* **Stated problem**
Copy out all lines carrying the word "Caps".

* **Recorded information**

—————

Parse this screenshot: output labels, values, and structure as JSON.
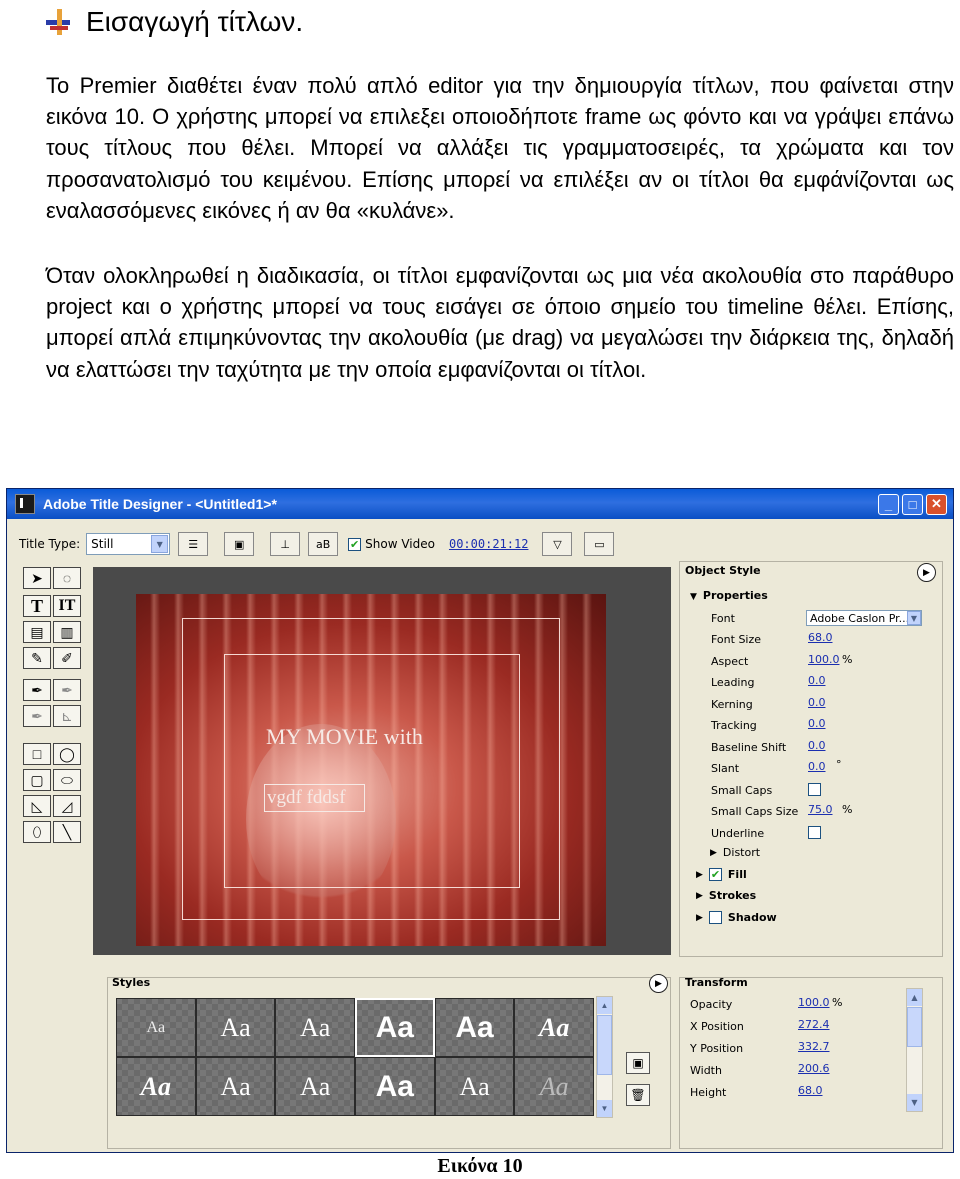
{
  "heading": "Εισαγωγή τίτλων.",
  "paragraph1": "Το Premier διαθέτει έναν πολύ απλό editor για την δημιουργία τίτλων, που φαίνεται στην εικόνα 10. Ο χρήστης μπορεί να επιλεξει οποιοδήποτε frame ως φόντο και να γράψει επάνω τους τίτλους που θέλει. Μπορεί να αλλάξει τις γραμματοσειρές, τα χρώματα και τον προσανατολισμό του κειμένου. Επίσης μπορεί να επιλέξει αν οι τίτλοι θα εμφάνίζονται ως εναλασσόμενες εικόνες ή αν θα «κυλάνε».",
  "paragraph2": "Όταν ολοκληρωθεί η διαδικασία, οι τίτλοι εμφανίζονται ως μια νέα ακολουθία στο παράθυρο project και ο χρήστης μπορεί να τους εισάγει σε όποιο σημείο του timeline θέλει. Επίσης, μπορεί απλά επιμηκύνοντας την ακολουθία (με drag) να μεγαλώσει την διάρκεια της, δηλαδή να ελαττώσει την ταχύτητα με την οποία εμφανίζονται οι τίτλοι.",
  "window": {
    "title": "Adobe Title Designer - <Untitled1>*",
    "toolbar": {
      "title_type_label": "Title Type:",
      "title_type_value": "Still",
      "show_video_label": "Show Video",
      "show_video_checked": true,
      "timecode": "00:00:21:12"
    },
    "canvas": {
      "title_line1": "MY  MOVIE  with",
      "title_line2": "vgdf  fddsf"
    },
    "object_style": {
      "label": "Object Style",
      "properties_label": "Properties",
      "properties": [
        {
          "name": "Font",
          "value": "Adobe Caslon Pr...",
          "kind": "select"
        },
        {
          "name": "Font Size",
          "value": "68.0"
        },
        {
          "name": "Aspect",
          "value": "100.0",
          "unit": "%"
        },
        {
          "name": "Leading",
          "value": "0.0"
        },
        {
          "name": "Kerning",
          "value": "0.0"
        },
        {
          "name": "Tracking",
          "value": "0.0"
        },
        {
          "name": "Baseline Shift",
          "value": "0.0"
        },
        {
          "name": "Slant",
          "value": "0.0",
          "unit": "°"
        },
        {
          "name": "Small Caps",
          "kind": "checkbox",
          "checked": false
        },
        {
          "name": "Small Caps Size",
          "value": "75.0",
          "unit": "%"
        },
        {
          "name": "Underline",
          "kind": "checkbox",
          "checked": false
        }
      ],
      "distort_label": "Distort",
      "fill_label": "Fill",
      "fill_checked": true,
      "strokes_label": "Strokes",
      "shadow_label": "Shadow",
      "shadow_checked": false
    },
    "styles": {
      "label": "Styles",
      "swatches": [
        "Aa",
        "Aa",
        "Aa",
        "Aa",
        "Aa",
        "Aa",
        "Aa",
        "Aa",
        "Aa",
        "Aa",
        "Aa",
        "Aa"
      ]
    },
    "transform": {
      "label": "Transform",
      "rows": [
        {
          "name": "Opacity",
          "value": "100.0",
          "unit": "%"
        },
        {
          "name": "X Position",
          "value": "272.4"
        },
        {
          "name": "Y Position",
          "value": "332.7"
        },
        {
          "name": "Width",
          "value": "200.6"
        },
        {
          "name": "Height",
          "value": "68.0"
        }
      ]
    }
  },
  "caption": "Εικόνα 10"
}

—————

* **Correct response**
          "name": "Small Caps",
          "name": "Small Caps Size",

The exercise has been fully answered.